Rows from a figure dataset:

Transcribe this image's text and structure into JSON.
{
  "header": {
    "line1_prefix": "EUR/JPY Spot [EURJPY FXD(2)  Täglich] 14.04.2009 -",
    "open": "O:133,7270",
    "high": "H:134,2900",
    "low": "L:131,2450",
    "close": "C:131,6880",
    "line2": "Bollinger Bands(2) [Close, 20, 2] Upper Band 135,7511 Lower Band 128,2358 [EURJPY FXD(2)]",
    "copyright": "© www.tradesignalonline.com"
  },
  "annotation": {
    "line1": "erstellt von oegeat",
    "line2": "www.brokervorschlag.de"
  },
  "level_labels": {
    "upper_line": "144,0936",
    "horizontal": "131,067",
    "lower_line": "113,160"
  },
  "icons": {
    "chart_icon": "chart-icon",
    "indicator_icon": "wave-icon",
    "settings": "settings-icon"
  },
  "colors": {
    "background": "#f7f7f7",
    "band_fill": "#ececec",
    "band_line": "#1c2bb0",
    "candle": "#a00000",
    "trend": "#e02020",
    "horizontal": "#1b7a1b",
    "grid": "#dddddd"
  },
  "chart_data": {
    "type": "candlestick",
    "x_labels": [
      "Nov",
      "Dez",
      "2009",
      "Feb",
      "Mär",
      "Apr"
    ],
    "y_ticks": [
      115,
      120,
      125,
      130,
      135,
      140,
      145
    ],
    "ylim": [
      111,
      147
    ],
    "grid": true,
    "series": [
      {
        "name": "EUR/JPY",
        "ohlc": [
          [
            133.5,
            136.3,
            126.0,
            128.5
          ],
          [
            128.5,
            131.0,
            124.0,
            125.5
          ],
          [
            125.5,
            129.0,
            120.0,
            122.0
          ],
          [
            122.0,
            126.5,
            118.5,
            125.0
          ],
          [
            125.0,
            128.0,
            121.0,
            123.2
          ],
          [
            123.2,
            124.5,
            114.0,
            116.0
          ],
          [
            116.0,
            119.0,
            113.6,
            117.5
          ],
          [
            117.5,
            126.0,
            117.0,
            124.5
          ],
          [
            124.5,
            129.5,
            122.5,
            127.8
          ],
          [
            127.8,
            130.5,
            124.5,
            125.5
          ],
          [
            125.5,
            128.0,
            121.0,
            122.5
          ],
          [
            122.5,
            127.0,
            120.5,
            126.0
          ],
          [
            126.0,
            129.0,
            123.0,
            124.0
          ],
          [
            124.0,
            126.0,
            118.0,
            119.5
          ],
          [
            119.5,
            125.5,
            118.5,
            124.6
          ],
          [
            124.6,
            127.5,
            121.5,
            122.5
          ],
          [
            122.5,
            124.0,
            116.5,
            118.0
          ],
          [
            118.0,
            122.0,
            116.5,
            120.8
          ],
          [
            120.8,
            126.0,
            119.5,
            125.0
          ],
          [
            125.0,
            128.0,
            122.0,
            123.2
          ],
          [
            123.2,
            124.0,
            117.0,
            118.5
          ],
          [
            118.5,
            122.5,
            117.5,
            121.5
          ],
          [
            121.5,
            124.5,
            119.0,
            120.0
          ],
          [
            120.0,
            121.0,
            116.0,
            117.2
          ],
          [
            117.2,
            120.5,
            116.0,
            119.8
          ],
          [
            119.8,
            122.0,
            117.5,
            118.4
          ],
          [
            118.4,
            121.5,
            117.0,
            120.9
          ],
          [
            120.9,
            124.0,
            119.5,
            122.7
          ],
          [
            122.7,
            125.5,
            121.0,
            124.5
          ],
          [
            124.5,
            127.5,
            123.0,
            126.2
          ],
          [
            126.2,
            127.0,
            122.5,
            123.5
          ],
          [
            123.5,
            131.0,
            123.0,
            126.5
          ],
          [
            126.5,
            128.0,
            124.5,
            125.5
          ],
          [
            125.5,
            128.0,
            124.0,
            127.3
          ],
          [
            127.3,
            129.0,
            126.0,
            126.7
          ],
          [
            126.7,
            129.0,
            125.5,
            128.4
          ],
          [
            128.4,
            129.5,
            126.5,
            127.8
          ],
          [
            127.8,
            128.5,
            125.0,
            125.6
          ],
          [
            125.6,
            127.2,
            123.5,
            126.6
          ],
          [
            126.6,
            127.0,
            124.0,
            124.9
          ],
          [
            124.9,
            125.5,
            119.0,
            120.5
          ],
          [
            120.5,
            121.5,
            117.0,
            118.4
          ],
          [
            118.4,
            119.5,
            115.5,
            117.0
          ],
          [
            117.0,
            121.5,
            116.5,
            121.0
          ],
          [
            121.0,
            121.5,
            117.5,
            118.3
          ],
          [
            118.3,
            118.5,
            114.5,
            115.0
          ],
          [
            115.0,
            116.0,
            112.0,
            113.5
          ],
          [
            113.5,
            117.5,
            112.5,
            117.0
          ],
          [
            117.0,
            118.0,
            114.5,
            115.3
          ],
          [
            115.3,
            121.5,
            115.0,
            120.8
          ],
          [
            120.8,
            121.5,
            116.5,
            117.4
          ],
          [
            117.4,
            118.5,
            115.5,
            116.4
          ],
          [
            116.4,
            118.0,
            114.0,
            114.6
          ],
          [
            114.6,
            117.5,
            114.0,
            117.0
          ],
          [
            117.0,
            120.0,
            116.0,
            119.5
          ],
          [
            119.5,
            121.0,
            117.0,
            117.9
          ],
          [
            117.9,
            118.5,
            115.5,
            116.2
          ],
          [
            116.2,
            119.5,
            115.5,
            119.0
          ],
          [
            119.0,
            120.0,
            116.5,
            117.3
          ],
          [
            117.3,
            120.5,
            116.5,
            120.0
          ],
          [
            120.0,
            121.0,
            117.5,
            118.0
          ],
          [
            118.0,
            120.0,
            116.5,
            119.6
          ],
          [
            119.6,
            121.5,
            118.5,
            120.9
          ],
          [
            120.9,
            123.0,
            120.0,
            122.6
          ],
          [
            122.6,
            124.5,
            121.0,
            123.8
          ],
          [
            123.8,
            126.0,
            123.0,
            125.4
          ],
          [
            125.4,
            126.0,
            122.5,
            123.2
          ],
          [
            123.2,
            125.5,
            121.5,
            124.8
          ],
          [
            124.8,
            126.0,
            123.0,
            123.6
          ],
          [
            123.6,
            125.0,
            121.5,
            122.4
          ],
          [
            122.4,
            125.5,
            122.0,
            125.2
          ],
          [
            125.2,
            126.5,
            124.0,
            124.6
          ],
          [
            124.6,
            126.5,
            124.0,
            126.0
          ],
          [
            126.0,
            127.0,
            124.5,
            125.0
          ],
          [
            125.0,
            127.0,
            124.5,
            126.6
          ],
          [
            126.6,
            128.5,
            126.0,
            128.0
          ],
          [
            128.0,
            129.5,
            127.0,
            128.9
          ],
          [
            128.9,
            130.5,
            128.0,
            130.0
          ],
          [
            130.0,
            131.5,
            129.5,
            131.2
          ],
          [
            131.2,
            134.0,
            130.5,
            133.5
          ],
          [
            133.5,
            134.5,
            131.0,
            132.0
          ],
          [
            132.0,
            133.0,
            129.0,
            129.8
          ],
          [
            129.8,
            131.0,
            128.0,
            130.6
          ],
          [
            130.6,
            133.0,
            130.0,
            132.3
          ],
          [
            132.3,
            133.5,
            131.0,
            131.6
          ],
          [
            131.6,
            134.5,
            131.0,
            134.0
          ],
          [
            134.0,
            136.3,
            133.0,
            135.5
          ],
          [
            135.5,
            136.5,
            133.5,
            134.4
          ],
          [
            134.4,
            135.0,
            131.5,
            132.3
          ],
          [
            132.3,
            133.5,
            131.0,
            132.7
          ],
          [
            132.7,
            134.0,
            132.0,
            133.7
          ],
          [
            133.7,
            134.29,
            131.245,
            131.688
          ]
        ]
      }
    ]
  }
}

◆ **Exercise aim**
Find every line holding the word "horizontal"; give their count and nothing else.

◆ **Final result**
2